-- start of DATA SECTION --

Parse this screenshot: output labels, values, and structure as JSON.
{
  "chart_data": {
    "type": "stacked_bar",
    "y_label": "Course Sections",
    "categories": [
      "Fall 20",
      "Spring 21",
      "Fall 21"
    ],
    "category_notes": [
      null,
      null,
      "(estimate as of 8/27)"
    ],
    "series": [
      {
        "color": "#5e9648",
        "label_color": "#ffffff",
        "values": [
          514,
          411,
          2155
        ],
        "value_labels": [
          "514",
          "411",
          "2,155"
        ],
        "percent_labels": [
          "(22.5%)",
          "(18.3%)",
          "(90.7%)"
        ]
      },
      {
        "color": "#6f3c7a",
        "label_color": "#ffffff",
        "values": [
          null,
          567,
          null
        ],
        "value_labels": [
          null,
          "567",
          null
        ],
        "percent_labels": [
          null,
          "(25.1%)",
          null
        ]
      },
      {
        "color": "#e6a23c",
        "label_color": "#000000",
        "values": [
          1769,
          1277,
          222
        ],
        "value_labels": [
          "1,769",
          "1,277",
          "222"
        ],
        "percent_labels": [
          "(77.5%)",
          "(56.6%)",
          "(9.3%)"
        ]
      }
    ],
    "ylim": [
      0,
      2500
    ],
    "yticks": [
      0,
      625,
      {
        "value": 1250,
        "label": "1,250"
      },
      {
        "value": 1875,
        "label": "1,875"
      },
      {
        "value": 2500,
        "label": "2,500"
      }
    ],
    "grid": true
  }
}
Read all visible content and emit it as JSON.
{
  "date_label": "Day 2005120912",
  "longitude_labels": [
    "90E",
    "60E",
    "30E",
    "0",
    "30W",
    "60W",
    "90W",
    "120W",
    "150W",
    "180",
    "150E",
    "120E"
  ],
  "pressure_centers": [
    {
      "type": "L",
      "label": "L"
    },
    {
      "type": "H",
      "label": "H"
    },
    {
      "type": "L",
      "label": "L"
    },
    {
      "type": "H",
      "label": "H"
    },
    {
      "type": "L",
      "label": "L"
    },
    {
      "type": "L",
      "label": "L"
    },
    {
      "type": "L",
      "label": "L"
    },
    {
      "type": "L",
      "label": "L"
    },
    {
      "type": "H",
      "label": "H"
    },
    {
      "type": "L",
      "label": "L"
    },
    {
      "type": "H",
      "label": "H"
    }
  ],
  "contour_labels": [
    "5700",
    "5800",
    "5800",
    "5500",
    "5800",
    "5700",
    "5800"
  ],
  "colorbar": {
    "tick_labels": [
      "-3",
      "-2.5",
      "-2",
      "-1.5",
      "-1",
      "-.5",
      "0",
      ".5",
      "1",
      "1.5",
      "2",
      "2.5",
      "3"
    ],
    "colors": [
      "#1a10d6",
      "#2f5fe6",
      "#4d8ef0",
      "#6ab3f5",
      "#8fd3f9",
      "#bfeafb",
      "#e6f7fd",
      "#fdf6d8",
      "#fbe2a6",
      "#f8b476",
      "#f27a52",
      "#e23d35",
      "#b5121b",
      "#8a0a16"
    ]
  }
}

-- end of DATA SECTION --

YOUR TASK » Among the lines of the material, find those that hold the word "JSON" and copy them.

PROBLEM SOLUTION »
Parse this screenshot: output labels, values, and structure as JSON.
Read all visible content and emit it as JSON.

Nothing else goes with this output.